● **Objective**:
Print the listing as it stands, omitting all images.

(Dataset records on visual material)
········

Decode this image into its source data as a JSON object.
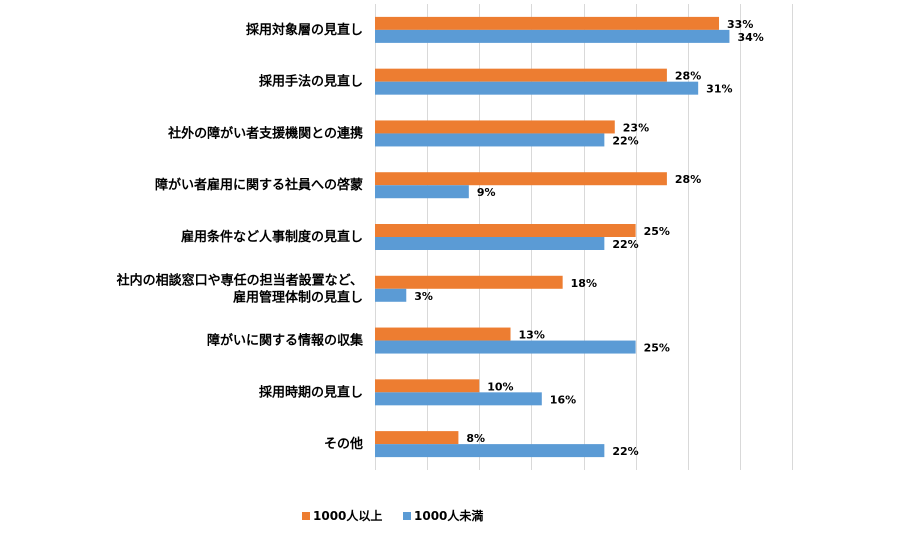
{
  "chart_data": {
    "type": "bar",
    "orientation": "horizontal",
    "categories": [
      [
        "採用対象層の見直し"
      ],
      [
        "採用手法の見直し"
      ],
      [
        "社外の障がい者支援機関との連携"
      ],
      [
        "障がい者雇用に関する社員への啓蒙"
      ],
      [
        "雇用条件など人事制度の見直し"
      ],
      [
        "社内の相談窓口や専任の担当者設置など、",
        "雇用管理体制の見直し"
      ],
      [
        "障がいに関する情報の収集"
      ],
      [
        "採用時期の見直し"
      ],
      [
        "その他"
      ]
    ],
    "series": [
      {
        "name": "1000人以上",
        "color": "#ED7D31",
        "values": [
          33,
          28,
          23,
          28,
          25,
          18,
          13,
          10,
          8
        ],
        "labels": [
          "33%",
          "28%",
          "23%",
          "28%",
          "25%",
          "18%",
          "13%",
          "10%",
          "8%"
        ]
      },
      {
        "name": "1000人未満",
        "color": "#5B9BD5",
        "values": [
          34,
          31,
          22,
          9,
          22,
          3,
          25,
          16,
          22
        ],
        "labels": [
          "34%",
          "31%",
          "22%",
          "9%",
          "22%",
          "3%",
          "25%",
          "16%",
          "22%"
        ]
      }
    ],
    "xlim": [
      0,
      40
    ],
    "grid": true,
    "legend_position": "bottom"
  }
}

········

● **Answer to this task**:
Decode this image into its source data as a JSON object.
{
  "chart_data": {
    "type": "bar",
    "orientation": "horizontal",
    "categories": [
      [
        "採用対象層の見直し"
      ],
      [
        "採用手法の見直し"
      ],
      [
        "社外の障がい者支援機関との連携"
      ],
      [
        "障がい者雇用に関する社員への啓蒙"
      ],
      [
        "雇用条件など人事制度の見直し"
      ],
      [
        "社内の相談窓口や専任の担当者設置など、",
        "雇用管理体制の見直し"
      ],
      [
        "障がいに関する情報の収集"
      ],
      [
        "採用時期の見直し"
      ],
      [
        "その他"
      ]
    ],
    "series": [
      {
        "name": "1000人以上",
        "color": "#ED7D31",
        "values": [
          33,
          28,
          23,
          28,
          25,
          18,
          13,
          10,
          8
        ],
        "labels": [
          "33%",
          "28%",
          "23%",
          "28%",
          "25%",
          "18%",
          "13%",
          "10%",
          "8%"
        ]
      },
      {
        "name": "1000人未満",
        "color": "#5B9BD5",
        "values": [
          34,
          31,
          22,
          9,
          22,
          3,
          25,
          16,
          22
        ],
        "labels": [
          "34%",
          "31%",
          "22%",
          "9%",
          "22%",
          "3%",
          "25%",
          "16%",
          "22%"
        ]
      }
    ],
    "xlim": [
      0,
      40
    ],
    "grid": true,
    "legend_position": "bottom"
  }
}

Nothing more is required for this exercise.